** START OF DOCUMENT **

Subsequently this issue has not been taken up for further process due
to prevailing market conditions.
SUBSIDAIRY COMAPNIES
The financial details of the subsidiary companies as well as the extent
of holding therein are provided in a separate section of the Annual
Report at Annexure 1:
Under section 212(8) of the Companies Act, 1956 the ministry of
Corporate Affairs has exempted from attaching a copy of the Balance
Sheet, Profit and loss accounts and schedules thereof, Director''s
Report and Auditors Report of the subsidiary companies and other
documents required to be attached under section 212(1) of the act to
the balance sheet of the company. Accordingly the said documents are
not attached with the Balance Sheet of the Company. The Annual Accounts
of the subsidiary Companies are available for inspection by any member
/ investor and the Company will make available these documents /
details upon request by any member of the Company or its subsidiaries
interested in obtaining the same. However the data of the subsidiaries
has been furnished along with the statement pursuant to Section 212 of
the Companies Act, 1956 forming part of the Annual Report. Further
pursuant to Accounting Standard (AS)-21 issued by the Institute of
Chartered Accountants of India, your company has presented the
Consolidated Financial Statements which include financial information
relating to its subsidiaries and forms part of the Annual Report.

** END OF DOCUMENT **
** START OF GIVEN INFORMATION **

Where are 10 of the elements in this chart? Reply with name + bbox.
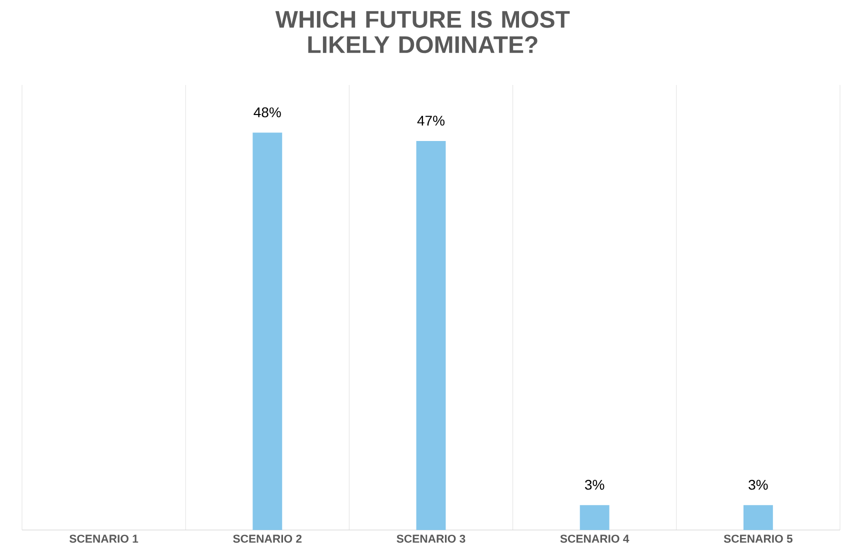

** END OF GIVEN INFORMATION **

**TASKS FOR THIS EXERCISE**
- 1) In the annual report passage on subsidiary companies, which accounting standard is cited for presenting the Consolidated Financial Statements, and which body issued it?
- 2) Continue the annual report passage on subsidiary companies after its last sentence.

**ANSWERS FOR THE TASKS**
- 1) Accounting Standard (AS)-21, issued by the Institute of Chartered Accountants of India.

- 2)
CONSOLIDATED FINANCIAL STATEMENTS
The Consolidated Financial Statements have been prepared by your
Company in accordance with the requirements of the Accounting Standards
21, 23 & 27 issued by the Institute of Chartered Accountants of India.
The Audited Consolidated Financial Statements together with Auditors''
Report thereon forms part of the Annual Report.
DEPOSITS
The Company has not accepted any Deposits from the Public during the
year pursuant to Section 58A of the Companies Act, 1956.
DIRECTORS'' RESPONSIBILITY STATEMENT
Pursuant to Section 217(2AA) of the Companies Act, 1956, with respect
to the Directors'' Responsibility Statement, it is hereby confirmed
that:
1. In the preparation of Annual Accounts, the applicable Accounting
Standards have been followed and that there are no material departures
from the same.
2. Directors have selected the appropriate Accounting Policies and
applied consistently and have made judgments and estimates that are
reasonable and prudent so as to give a true and fair view of the state
of affairs of the Company as at 31st March 2013, and of the profit of
the Company for that period.
3. Proper and sufficient care has been taken for the maintenance of
adequate accounting records in accordance with the provisions of the
Companies Act, 1956 for safeguarding the assets of the Company and for
preventing and detecting fraud and other irregularities.
4. The Annual Accounts have been prepared on a going concern basis.
THE BOARD OF DIRECTORS
Mrs.Kavita Prasad is retiring by rotation at the AGM and is offering
herself for re-appointment.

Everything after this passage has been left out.